* [Task description]:
Take the material and output all of it exactly.

Stored data entries
-.-.-
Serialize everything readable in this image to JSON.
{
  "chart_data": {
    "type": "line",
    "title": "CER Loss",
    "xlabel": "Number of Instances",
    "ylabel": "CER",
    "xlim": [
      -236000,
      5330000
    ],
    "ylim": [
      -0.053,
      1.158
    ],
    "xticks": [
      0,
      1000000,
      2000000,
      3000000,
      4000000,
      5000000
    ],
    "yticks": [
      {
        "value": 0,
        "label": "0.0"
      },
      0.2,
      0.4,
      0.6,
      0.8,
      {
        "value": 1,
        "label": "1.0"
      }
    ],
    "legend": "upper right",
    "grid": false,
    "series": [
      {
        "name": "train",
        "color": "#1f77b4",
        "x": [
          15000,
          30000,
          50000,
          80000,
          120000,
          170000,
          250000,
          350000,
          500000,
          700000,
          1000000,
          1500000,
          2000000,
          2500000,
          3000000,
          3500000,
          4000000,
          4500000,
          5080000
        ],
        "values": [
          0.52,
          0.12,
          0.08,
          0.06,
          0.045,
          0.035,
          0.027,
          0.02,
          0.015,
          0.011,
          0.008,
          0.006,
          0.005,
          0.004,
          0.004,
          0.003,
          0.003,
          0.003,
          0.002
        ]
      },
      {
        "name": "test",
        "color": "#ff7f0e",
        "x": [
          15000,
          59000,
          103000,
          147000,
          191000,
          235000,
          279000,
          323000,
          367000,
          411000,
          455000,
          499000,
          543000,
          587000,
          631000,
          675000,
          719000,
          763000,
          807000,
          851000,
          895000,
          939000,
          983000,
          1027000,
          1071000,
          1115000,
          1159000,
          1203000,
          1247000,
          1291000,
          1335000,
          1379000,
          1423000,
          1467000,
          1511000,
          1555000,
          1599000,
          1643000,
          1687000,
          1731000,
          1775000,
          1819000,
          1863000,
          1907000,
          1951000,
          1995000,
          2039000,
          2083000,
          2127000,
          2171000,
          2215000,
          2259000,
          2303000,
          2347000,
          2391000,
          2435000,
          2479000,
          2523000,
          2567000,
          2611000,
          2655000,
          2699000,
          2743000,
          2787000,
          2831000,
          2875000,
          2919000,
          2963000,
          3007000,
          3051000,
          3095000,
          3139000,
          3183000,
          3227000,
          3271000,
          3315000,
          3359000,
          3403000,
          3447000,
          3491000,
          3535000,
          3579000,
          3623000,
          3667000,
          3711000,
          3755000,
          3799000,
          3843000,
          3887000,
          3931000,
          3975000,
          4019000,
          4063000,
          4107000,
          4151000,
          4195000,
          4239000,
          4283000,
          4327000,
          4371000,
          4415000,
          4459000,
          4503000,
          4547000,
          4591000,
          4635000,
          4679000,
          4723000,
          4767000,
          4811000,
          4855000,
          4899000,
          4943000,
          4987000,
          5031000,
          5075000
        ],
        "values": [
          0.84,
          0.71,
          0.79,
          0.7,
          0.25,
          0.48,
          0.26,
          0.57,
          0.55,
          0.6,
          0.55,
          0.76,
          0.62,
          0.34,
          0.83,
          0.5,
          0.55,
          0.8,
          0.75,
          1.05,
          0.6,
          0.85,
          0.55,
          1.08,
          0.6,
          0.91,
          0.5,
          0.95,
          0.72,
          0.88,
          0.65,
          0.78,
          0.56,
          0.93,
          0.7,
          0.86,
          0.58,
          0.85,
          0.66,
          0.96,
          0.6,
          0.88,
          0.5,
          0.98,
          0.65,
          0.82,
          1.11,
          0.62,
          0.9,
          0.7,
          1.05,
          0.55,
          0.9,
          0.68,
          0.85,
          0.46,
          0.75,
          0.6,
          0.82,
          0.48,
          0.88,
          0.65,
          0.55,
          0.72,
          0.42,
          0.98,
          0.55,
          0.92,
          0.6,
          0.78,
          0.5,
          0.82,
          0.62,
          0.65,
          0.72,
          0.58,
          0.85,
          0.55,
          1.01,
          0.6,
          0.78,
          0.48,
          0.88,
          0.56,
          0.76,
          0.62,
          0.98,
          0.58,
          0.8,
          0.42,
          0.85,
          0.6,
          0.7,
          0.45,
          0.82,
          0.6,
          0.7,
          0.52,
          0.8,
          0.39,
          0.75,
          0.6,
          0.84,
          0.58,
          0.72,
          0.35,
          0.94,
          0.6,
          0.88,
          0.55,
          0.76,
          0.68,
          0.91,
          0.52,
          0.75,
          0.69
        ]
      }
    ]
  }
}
-.-.-
* [Result of the task]:
Serialize everything readable in this image to JSON.
{
  "chart_data": {
    "type": "line",
    "title": "CER Loss",
    "xlabel": "Number of Instances",
    "ylabel": "CER",
    "xlim": [
      -236000,
      5330000
    ],
    "ylim": [
      -0.053,
      1.158
    ],
    "xticks": [
      0,
      1000000,
      2000000,
      3000000,
      4000000,
      5000000
    ],
    "yticks": [
      {
        "value": 0,
        "label": "0.0"
      },
      0.2,
      0.4,
      0.6,
      0.8,
      {
        "value": 1,
        "label": "1.0"
      }
    ],
    "legend": "upper right",
    "grid": false,
    "series": [
      {
        "name": "train",
        "color": "#1f77b4",
        "x": [
          15000,
          30000,
          50000,
          80000,
          120000,
          170000,
          250000,
          350000,
          500000,
          700000,
          1000000,
          1500000,
          2000000,
          2500000,
          3000000,
          3500000,
          4000000,
          4500000,
          5080000
        ],
        "values": [
          0.52,
          0.12,
          0.08,
          0.06,
          0.045,
          0.035,
          0.027,
          0.02,
          0.015,
          0.011,
          0.008,
          0.006,
          0.005,
          0.004,
          0.004,
          0.003,
          0.003,
          0.003,
          0.002
        ]
      },
      {
        "name": "test",
        "color": "#ff7f0e",
        "x": [
          15000,
          59000,
          103000,
          147000,
          191000,
          235000,
          279000,
          323000,
          367000,
          411000,
          455000,
          499000,
          543000,
          587000,
          631000,
          675000,
          719000,
          763000,
          807000,
          851000,
          895000,
          939000,
          983000,
          1027000,
          1071000,
          1115000,
          1159000,
          1203000,
          1247000,
          1291000,
          1335000,
          1379000,
          1423000,
          1467000,
          1511000,
          1555000,
          1599000,
          1643000,
          1687000,
          1731000,
          1775000,
          1819000,
          1863000,
          1907000,
          1951000,
          1995000,
          2039000,
          2083000,
          2127000,
          2171000,
          2215000,
          2259000,
          2303000,
          2347000,
          2391000,
          2435000,
          2479000,
          2523000,
          2567000,
          2611000,
          2655000,
          2699000,
          2743000,
          2787000,
          2831000,
          2875000,
          2919000,
          2963000,
          3007000,
          3051000,
          3095000,
          3139000,
          3183000,
          3227000,
          3271000,
          3315000,
          3359000,
          3403000,
          3447000,
          3491000,
          3535000,
          3579000,
          3623000,
          3667000,
          3711000,
          3755000,
          3799000,
          3843000,
          3887000,
          3931000,
          3975000,
          4019000,
          4063000,
          4107000,
          4151000,
          4195000,
          4239000,
          4283000,
          4327000,
          4371000,
          4415000,
          4459000,
          4503000,
          4547000,
          4591000,
          4635000,
          4679000,
          4723000,
          4767000,
          4811000,
          4855000,
          4899000,
          4943000,
          4987000,
          5031000,
          5075000
        ],
        "values": [
          0.84,
          0.71,
          0.79,
          0.7,
          0.25,
          0.48,
          0.26,
          0.57,
          0.55,
          0.6,
          0.55,
          0.76,
          0.62,
          0.34,
          0.83,
          0.5,
          0.55,
          0.8,
          0.75,
          1.05,
          0.6,
          0.85,
          0.55,
          1.08,
          0.6,
          0.91,
          0.5,
          0.95,
          0.72,
          0.88,
          0.65,
          0.78,
          0.56,
          0.93,
          0.7,
          0.86,
          0.58,
          0.85,
          0.66,
          0.96,
          0.6,
          0.88,
          0.5,
          0.98,
          0.65,
          0.82,
          1.11,
          0.62,
          0.9,
          0.7,
          1.05,
          0.55,
          0.9,
          0.68,
          0.85,
          0.46,
          0.75,
          0.6,
          0.82,
          0.48,
          0.88,
          0.65,
          0.55,
          0.72,
          0.42,
          0.98,
          0.55,
          0.92,
          0.6,
          0.78,
          0.5,
          0.82,
          0.62,
          0.65,
          0.72,
          0.58,
          0.85,
          0.55,
          1.01,
          0.6,
          0.78,
          0.48,
          0.88,
          0.56,
          0.76,
          0.62,
          0.98,
          0.58,
          0.8,
          0.42,
          0.85,
          0.6,
          0.7,
          0.45,
          0.82,
          0.6,
          0.7,
          0.52,
          0.8,
          0.39,
          0.75,
          0.6,
          0.84,
          0.58,
          0.72,
          0.35,
          0.94,
          0.6,
          0.88,
          0.55,
          0.76,
          0.68,
          0.91,
          0.52,
          0.75,
          0.69
        ]
      }
    ]
  }
}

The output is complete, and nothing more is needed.